Task description.
Filter the records below down to lines containing "value".

Input material.
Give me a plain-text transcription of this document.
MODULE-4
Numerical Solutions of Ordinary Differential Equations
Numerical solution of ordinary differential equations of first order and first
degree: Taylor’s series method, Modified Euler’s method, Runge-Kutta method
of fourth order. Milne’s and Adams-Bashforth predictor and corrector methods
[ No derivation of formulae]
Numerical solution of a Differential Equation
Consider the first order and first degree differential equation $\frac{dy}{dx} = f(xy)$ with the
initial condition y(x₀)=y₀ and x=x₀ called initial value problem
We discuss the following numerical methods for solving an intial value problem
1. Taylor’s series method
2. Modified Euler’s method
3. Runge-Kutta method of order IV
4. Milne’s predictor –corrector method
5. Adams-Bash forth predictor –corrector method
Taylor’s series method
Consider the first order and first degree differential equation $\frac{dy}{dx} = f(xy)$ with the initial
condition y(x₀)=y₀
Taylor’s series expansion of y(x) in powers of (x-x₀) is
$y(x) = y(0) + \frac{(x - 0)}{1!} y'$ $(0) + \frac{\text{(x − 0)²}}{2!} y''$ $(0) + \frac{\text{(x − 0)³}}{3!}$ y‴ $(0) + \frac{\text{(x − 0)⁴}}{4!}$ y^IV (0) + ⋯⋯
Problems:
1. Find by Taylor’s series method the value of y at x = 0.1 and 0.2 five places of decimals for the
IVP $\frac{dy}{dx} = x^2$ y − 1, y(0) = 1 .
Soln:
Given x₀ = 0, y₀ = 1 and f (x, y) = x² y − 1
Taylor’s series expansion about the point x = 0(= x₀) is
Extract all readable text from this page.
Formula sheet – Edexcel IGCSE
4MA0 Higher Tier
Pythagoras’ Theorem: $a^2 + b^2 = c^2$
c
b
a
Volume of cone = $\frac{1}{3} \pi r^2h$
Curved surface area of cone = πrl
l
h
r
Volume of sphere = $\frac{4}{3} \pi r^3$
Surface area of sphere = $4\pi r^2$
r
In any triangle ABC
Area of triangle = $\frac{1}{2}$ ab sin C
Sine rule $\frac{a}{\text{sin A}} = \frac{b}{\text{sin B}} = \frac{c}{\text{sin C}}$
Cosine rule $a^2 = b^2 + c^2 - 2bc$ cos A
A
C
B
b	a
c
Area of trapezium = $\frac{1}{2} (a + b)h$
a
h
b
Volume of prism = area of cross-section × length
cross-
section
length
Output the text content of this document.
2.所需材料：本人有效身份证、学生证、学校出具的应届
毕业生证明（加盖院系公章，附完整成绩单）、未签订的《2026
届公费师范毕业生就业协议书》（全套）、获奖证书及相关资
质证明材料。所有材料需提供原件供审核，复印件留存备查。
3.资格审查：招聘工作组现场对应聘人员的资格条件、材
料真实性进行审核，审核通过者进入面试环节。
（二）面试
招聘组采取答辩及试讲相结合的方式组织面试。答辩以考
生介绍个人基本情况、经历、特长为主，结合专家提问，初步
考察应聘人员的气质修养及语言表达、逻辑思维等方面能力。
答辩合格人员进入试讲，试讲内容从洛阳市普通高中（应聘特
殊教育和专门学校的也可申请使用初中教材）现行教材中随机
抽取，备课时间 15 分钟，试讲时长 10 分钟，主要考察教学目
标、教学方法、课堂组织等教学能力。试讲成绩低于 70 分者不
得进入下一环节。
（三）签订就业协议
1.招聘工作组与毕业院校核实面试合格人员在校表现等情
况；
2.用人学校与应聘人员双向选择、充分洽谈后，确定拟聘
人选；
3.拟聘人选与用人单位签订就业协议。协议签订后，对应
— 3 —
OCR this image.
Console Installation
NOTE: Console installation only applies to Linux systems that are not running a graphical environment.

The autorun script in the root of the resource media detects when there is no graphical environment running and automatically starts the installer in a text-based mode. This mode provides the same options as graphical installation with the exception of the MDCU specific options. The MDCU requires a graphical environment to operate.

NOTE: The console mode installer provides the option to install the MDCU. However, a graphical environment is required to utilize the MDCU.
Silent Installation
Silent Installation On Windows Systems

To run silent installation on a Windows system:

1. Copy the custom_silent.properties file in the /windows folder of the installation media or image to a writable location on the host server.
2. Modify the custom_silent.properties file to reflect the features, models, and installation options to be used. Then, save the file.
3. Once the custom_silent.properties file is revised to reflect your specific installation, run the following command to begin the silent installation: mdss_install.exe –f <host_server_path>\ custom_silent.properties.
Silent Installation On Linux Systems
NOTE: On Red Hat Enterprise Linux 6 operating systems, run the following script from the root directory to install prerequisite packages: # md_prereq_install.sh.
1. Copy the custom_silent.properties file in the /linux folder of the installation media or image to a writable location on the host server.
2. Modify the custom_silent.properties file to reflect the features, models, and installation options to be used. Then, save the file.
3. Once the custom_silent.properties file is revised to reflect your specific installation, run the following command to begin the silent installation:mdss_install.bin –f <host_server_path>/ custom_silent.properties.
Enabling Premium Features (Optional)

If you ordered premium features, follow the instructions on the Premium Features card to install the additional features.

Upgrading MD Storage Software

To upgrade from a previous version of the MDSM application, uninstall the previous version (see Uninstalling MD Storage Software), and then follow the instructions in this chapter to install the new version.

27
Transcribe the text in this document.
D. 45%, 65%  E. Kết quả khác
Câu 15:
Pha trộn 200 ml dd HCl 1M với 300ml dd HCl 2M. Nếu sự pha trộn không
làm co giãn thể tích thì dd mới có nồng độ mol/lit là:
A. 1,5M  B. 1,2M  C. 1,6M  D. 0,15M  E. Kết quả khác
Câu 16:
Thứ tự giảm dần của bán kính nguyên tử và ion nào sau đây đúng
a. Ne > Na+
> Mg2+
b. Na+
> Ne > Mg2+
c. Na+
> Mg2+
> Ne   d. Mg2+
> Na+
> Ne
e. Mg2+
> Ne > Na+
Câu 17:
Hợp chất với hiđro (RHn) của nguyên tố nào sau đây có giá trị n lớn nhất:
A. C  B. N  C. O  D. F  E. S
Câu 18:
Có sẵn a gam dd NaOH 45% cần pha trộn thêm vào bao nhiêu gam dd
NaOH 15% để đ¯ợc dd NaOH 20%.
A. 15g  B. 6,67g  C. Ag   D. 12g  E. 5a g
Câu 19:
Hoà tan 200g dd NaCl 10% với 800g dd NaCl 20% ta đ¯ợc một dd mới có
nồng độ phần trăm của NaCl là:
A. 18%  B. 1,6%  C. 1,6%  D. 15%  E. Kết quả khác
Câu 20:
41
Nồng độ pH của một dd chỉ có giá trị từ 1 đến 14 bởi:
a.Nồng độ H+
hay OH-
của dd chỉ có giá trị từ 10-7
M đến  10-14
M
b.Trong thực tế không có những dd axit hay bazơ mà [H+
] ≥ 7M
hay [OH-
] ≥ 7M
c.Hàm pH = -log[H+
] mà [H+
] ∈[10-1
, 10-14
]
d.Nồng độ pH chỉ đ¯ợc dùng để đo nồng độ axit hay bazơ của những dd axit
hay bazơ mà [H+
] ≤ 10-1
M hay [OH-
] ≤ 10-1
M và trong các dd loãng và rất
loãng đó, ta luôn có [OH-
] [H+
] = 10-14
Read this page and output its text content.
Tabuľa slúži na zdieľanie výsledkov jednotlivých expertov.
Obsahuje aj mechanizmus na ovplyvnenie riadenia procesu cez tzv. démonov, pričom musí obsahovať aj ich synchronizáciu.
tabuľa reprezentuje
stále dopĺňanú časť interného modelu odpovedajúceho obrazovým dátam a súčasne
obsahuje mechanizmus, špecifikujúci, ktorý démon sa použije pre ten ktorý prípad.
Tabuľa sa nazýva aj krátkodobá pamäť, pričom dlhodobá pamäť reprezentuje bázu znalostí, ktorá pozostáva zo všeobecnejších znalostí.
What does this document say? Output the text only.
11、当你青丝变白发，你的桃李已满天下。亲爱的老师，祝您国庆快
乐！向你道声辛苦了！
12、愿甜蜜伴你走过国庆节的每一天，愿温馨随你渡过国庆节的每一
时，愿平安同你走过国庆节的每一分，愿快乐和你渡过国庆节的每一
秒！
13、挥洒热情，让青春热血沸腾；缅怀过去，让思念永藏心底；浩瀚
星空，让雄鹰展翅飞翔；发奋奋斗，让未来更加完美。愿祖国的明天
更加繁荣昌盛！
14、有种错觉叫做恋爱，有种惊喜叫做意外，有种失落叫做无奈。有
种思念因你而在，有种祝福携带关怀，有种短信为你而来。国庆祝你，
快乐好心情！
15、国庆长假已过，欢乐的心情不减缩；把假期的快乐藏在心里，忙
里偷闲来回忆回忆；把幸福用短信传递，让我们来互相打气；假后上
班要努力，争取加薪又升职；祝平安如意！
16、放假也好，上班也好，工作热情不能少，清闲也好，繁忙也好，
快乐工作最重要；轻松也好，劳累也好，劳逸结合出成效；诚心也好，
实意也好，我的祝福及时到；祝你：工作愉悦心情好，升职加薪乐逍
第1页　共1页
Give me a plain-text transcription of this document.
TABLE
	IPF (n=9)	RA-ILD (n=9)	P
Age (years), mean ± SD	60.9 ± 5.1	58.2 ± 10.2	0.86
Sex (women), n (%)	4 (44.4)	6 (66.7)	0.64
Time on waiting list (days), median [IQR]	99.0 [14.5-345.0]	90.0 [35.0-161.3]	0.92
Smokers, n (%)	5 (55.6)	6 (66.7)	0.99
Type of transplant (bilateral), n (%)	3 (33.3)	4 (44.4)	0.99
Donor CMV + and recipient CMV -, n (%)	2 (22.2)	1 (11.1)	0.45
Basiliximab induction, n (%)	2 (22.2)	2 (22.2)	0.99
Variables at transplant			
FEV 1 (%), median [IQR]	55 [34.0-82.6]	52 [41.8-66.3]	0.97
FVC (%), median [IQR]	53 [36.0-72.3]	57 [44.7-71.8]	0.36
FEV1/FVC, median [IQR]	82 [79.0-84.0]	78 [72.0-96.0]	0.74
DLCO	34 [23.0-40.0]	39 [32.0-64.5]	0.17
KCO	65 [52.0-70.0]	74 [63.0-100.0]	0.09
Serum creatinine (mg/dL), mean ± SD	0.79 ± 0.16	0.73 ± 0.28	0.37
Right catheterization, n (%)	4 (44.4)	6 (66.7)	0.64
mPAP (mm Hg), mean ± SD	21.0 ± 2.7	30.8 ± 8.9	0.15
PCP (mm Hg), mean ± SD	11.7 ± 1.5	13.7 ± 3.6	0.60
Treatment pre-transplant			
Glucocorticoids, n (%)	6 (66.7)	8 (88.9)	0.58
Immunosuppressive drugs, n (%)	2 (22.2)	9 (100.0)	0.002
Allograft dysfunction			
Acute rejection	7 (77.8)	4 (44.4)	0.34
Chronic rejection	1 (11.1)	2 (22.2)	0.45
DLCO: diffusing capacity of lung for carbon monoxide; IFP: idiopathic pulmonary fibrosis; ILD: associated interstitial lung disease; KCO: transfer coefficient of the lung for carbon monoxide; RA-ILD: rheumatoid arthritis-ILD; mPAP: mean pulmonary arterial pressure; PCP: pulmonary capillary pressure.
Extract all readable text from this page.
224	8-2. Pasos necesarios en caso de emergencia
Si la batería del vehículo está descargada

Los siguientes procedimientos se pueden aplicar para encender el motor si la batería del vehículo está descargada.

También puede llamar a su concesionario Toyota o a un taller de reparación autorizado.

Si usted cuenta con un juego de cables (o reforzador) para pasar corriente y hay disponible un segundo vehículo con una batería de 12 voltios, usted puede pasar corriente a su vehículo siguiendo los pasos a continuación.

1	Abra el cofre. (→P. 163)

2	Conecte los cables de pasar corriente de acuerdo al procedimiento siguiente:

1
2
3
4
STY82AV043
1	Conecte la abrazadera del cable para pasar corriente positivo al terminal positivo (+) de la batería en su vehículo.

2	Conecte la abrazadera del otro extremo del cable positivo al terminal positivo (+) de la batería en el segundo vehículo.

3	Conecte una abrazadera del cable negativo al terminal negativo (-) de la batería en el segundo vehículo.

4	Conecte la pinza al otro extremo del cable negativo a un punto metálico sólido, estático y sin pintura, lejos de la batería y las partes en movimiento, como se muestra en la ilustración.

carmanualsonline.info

Finished exercise.
initial condition y(x₀)=y₀ and x=x₀ called initial value problem
We discuss the following numerical methods for solving an intial value problem
1. Find by Taylor’s series method the value of y at x = 0.1 and 0.2 five places of decimals for the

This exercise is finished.